- **Aim**
Put the records, from their first line through the line containing "bar-top xyxy=(770,273,799,282)" inclusive, into a JSON list of strings, one string per line, with blank lines left out.

Stored dataset items
::::
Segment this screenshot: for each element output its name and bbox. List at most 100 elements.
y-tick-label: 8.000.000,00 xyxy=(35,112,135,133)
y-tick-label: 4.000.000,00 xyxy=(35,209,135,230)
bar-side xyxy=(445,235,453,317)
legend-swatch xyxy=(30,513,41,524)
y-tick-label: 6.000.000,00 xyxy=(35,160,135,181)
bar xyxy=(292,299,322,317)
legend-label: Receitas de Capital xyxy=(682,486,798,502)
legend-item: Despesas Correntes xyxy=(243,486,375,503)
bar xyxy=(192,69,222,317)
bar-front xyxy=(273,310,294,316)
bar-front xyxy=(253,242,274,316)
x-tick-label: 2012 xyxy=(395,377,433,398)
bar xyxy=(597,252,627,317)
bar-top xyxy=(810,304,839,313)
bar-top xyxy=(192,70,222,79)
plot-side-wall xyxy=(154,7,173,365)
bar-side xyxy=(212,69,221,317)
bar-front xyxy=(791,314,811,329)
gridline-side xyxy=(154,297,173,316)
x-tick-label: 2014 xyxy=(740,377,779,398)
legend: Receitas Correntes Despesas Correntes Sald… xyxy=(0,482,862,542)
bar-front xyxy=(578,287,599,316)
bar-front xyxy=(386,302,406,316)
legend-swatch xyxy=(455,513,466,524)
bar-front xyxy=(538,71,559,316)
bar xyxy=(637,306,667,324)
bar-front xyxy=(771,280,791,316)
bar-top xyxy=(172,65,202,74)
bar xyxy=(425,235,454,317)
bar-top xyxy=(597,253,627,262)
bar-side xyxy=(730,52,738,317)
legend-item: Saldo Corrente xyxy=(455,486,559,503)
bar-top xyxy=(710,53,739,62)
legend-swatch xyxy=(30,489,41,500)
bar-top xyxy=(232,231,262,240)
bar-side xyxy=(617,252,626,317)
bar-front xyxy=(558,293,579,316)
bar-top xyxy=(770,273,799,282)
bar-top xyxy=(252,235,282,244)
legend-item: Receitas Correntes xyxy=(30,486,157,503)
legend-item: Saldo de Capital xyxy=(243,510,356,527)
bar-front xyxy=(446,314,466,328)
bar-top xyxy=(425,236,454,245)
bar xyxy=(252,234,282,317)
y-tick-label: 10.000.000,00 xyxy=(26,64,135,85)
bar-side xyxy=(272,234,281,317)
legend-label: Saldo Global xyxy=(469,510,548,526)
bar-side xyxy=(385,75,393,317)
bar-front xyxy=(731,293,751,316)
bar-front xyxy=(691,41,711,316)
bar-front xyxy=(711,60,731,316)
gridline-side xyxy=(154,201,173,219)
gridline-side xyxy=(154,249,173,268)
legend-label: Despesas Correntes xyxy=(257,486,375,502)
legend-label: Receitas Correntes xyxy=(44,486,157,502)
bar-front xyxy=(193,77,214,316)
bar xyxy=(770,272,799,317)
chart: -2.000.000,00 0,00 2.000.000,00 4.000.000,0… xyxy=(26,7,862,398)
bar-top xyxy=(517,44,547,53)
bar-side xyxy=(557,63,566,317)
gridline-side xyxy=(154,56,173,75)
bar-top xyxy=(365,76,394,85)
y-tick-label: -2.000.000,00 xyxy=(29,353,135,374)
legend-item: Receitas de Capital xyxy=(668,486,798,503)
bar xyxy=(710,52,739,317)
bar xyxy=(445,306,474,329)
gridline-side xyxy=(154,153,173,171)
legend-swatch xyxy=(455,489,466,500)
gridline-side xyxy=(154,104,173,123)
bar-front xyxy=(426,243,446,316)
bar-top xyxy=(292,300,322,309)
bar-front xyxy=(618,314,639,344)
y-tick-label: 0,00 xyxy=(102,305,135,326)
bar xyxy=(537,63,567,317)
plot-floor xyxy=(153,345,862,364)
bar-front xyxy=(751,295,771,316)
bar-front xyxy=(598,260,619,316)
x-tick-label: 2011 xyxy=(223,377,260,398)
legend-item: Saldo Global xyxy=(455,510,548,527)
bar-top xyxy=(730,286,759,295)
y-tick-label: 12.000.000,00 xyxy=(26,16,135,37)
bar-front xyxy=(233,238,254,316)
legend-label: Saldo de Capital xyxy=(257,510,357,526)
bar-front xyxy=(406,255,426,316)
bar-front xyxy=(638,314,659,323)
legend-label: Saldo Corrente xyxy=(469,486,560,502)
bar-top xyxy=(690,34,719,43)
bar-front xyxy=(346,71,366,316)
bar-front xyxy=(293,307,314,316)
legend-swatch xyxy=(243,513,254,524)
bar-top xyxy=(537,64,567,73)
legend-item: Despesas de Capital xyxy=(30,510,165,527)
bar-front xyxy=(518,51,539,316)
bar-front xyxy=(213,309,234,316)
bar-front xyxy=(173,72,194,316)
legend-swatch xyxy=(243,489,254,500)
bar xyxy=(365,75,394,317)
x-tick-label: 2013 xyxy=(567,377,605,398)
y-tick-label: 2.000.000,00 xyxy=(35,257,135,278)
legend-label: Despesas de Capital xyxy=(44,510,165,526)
::::
- **Result of the exercise**
[
  "Segment this screenshot: for each element output its name and bbox. List at most 100 elements.",
  "y-tick-label: 8.000.000,00 xyxy=(35,112,135,133)",
  "y-tick-label: 4.000.000,00 xyxy=(35,209,135,230)",
  "bar-side xyxy=(445,235,453,317)",
  "legend-swatch xyxy=(30,513,41,524)",
  "y-tick-label: 6.000.000,00 xyxy=(35,160,135,181)",
  "bar xyxy=(292,299,322,317)",
  "legend-label: Receitas de Capital xyxy=(682,486,798,502)",
  "legend-item: Despesas Correntes xyxy=(243,486,375,503)",
  "bar xyxy=(192,69,222,317)",
  "bar-front xyxy=(273,310,294,316)",
  "bar-front xyxy=(253,242,274,316)",
  "x-tick-label: 2012 xyxy=(395,377,433,398)",
  "bar xyxy=(597,252,627,317)",
  "bar-top xyxy=(810,304,839,313)",
  "bar-top xyxy=(192,70,222,79)",
  "plot-side-wall xyxy=(154,7,173,365)",
  "bar-side xyxy=(212,69,221,317)",
  "bar-front xyxy=(791,314,811,329)",
  "gridline-side xyxy=(154,297,173,316)",
  "x-tick-label: 2014 xyxy=(740,377,779,398)",
  "legend: Receitas Correntes Despesas Correntes Sald… xyxy=(0,482,862,542)",
  "bar-front xyxy=(578,287,599,316)",
  "bar-front xyxy=(386,302,406,316)",
  "legend-swatch xyxy=(455,513,466,524)",
  "bar-front xyxy=(538,71,559,316)",
  "bar xyxy=(637,306,667,324)",
  "bar-front xyxy=(771,280,791,316)",
  "bar-top xyxy=(172,65,202,74)",
  "bar xyxy=(425,235,454,317)",
  "bar-top xyxy=(597,253,627,262)",
  "bar-side xyxy=(730,52,738,317)",
  "legend-item: Saldo Corrente xyxy=(455,486,559,503)",
  "bar-top xyxy=(710,53,739,62)",
  "legend-swatch xyxy=(30,489,41,500)",
  "bar-top xyxy=(232,231,262,240)",
  "bar-side xyxy=(617,252,626,317)",
  "bar-front xyxy=(558,293,579,316)",
  "bar-top xyxy=(770,273,799,282)"
]